▶ **The request**
Give the data below again exactly as it stands. Omit the pictures.
-.-.-
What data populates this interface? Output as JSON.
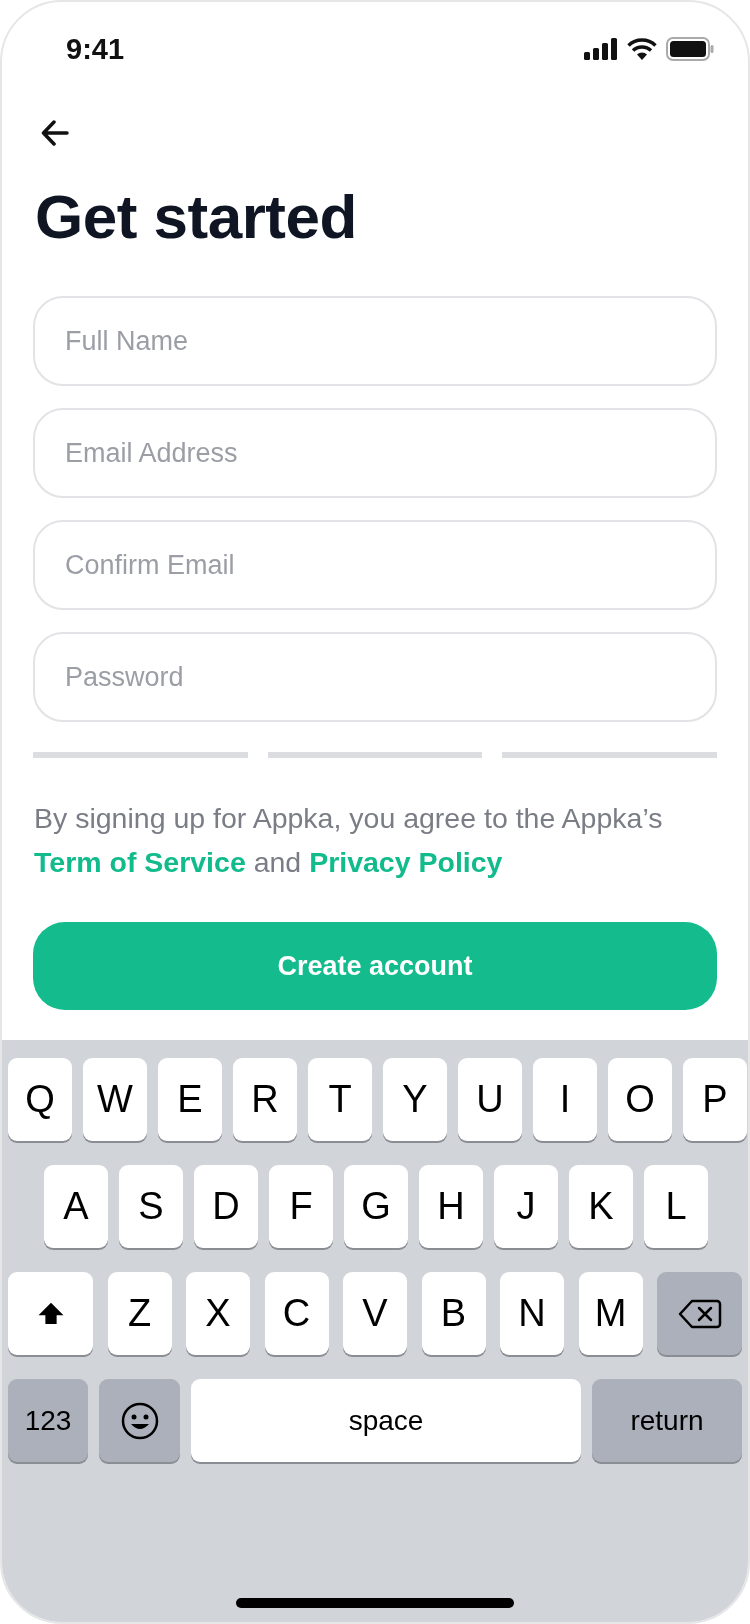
{
  "status_bar": {
    "time": "9:41"
  },
  "title": "Get started",
  "fields": [
    {
      "placeholder": "Full Name"
    },
    {
      "placeholder": "Email Address"
    },
    {
      "placeholder": "Confirm Email"
    },
    {
      "placeholder": "Password"
    }
  ],
  "terms": {
    "text": "By signing up for Appka, you agree to the Appka’s",
    "link_1": "Term of Service",
    "between": "and",
    "link_2": "Privacy Policy"
  },
  "create_button": "Create account",
  "keyboard": {
    "letter_rows": [
      [
        "Q",
        "W",
        "E",
        "R",
        "T",
        "Y",
        "U",
        "I",
        "O",
        "P"
      ],
      [
        "A",
        "S",
        "D",
        "F",
        "G",
        "H",
        "J",
        "K",
        "L"
      ],
      [
        "Z",
        "X",
        "C",
        "V",
        "B",
        "N",
        "M"
      ]
    ],
    "numbers_key": "123",
    "space_key": "space",
    "return_key": "return"
  }
}
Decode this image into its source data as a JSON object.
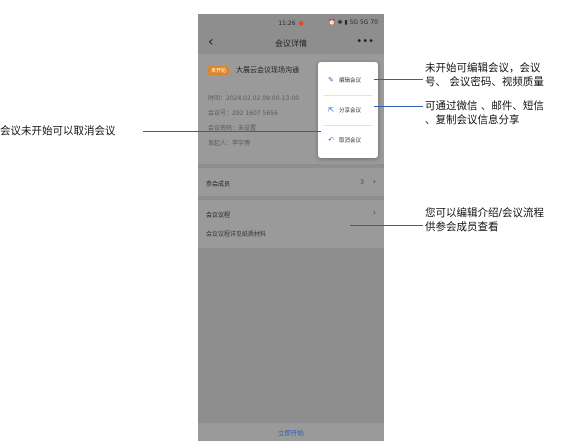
-.-.-
▶ **Answer to the problem**
What data populates this interface? Output as JSON.
{
  "status_bar": {
    "time": "9:41"
  },
  "title": "Get started",
  "fields": [
    {
      "placeholder": "Full Name"
    },
    {
      "placeholder": "Email Address"
    },
    {
      "placeholder": "Confirm Email"
    },
    {
      "placeholder": "Password"
    }
  ],
  "terms": {
    "text": "By signing up for Appka, you agree to the Appka’s",
    "link_1": "Term of Service",
    "between": "and",
    "link_2": "Privacy Policy"
  },
  "create_button": "Create account",
  "keyboard": {
    "letter_rows": [
      [
        "Q",
        "W",
        "E",
        "R",
        "T",
        "Y",
        "U",
        "I",
        "O",
        "P"
      ],
      [
        "A",
        "S",
        "D",
        "F",
        "G",
        "H",
        "J",
        "K",
        "L"
      ],
      [
        "Z",
        "X",
        "C",
        "V",
        "B",
        "N",
        "M"
      ]
    ],
    "numbers_key": "123",
    "space_key": "space",
    "return_key": "return"
  }
}
Decode this image into its source data as a JSON object.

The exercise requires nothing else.